(Entries taken from a collection)
-------

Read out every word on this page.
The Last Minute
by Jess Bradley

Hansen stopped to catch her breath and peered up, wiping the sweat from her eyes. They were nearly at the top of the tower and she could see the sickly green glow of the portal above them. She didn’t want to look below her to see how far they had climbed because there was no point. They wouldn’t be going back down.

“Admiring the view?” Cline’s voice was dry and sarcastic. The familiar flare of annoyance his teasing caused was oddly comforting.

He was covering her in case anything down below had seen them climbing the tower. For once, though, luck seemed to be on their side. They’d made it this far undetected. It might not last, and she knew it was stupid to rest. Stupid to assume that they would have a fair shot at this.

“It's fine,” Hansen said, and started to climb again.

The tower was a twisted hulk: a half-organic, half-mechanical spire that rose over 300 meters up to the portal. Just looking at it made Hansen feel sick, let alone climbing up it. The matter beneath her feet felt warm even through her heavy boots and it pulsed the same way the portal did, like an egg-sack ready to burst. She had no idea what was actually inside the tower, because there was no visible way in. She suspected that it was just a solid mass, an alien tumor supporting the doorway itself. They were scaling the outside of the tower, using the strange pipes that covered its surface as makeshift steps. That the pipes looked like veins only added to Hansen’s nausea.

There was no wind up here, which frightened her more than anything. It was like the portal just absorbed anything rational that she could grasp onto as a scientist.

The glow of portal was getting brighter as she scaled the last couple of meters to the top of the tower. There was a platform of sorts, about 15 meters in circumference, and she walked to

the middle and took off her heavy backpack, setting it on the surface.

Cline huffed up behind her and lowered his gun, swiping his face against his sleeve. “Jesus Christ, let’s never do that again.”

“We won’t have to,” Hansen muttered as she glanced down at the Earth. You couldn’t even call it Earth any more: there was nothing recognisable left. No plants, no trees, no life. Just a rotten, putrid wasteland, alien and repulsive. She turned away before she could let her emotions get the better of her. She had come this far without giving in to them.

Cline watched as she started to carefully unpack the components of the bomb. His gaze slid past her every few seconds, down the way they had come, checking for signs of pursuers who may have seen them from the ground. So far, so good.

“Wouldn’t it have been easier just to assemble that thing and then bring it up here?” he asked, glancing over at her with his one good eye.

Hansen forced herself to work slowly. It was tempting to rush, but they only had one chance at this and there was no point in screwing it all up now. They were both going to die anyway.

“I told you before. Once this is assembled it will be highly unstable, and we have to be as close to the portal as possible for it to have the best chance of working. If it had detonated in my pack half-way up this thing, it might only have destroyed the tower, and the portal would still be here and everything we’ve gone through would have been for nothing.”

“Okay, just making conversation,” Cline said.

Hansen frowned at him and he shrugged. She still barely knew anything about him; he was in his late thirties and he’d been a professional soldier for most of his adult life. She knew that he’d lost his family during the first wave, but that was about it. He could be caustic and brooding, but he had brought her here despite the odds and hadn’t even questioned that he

-------

Directions for this task: Word for word, give the records again.

Output below:
Read out every word on this page.
The Last Minute
by Jess Bradley

Hansen stopped to catch her breath and peered up, wiping the sweat from her eyes. They were nearly at the top of the tower and she could see the sickly green glow of the portal above them. She didn’t want to look below her to see how far they had climbed because there was no point. They wouldn’t be going back down.

“Admiring the view?” Cline’s voice was dry and sarcastic. The familiar flare of annoyance his teasing caused was oddly comforting.

He was covering her in case anything down below had seen them climbing the tower. For once, though, luck seemed to be on their side. They’d made it this far undetected. It might not last, and she knew it was stupid to rest. Stupid to assume that they would have a fair shot at this.

“It's fine,” Hansen said, and started to climb again.

The tower was a twisted hulk: a half-organic, half-mechanical spire that rose over 300 meters up to the portal. Just looking at it made Hansen feel sick, let alone climbing up it. The matter beneath her feet felt warm even through her heavy boots and it pulsed the same way the portal did, like an egg-sack ready to burst. She had no idea what was actually inside the tower, because there was no visible way in. She suspected that it was just a solid mass, an alien tumor supporting the doorway itself. They were scaling the outside of the tower, using the strange pipes that covered its surface as makeshift steps. That the pipes looked like veins only added to Hansen’s nausea.

There was no wind up here, which frightened her more than anything. It was like the portal just absorbed anything rational that she could grasp onto as a scientist.

The glow of portal was getting brighter as she scaled the last couple of meters to the top of the tower. There was a platform of sorts, about 15 meters in circumference, and she walked to

the middle and took off her heavy backpack, setting it on the surface.

Cline huffed up behind her and lowered his gun, swiping his face against his sleeve. “Jesus Christ, let’s never do that again.”

“We won’t have to,” Hansen muttered as she glanced down at the Earth. You couldn’t even call it Earth any more: there was nothing recognisable left. No plants, no trees, no life. Just a rotten, putrid wasteland, alien and repulsive. She turned away before she could let her emotions get the better of her. She had come this far without giving in to them.

Cline watched as she started to carefully unpack the components of the bomb. His gaze slid past her every few seconds, down the way they had come, checking for signs of pursuers who may have seen them from the ground. So far, so good.

“Wouldn’t it have been easier just to assemble that thing and then bring it up here?” he asked, glancing over at her with his one good eye.

Hansen forced herself to work slowly. It was tempting to rush, but they only had one chance at this and there was no point in screwing it all up now. They were both going to die anyway.

“I told you before. Once this is assembled it will be highly unstable, and we have to be as close to the portal as possible for it to have the best chance of working. If it had detonated in my pack half-way up this thing, it might only have destroyed the tower, and the portal would still be here and everything we’ve gone through would have been for nothing.”

“Okay, just making conversation,” Cline said.

Hansen frowned at him and he shrugged. She still barely knew anything about him; he was in his late thirties and he’d been a professional soldier for most of his adult life. She knew that he’d lost his family during the first wave, but that was about it. He could be caustic and brooding, but he had brought her here despite the odds and hadn’t even questioned that he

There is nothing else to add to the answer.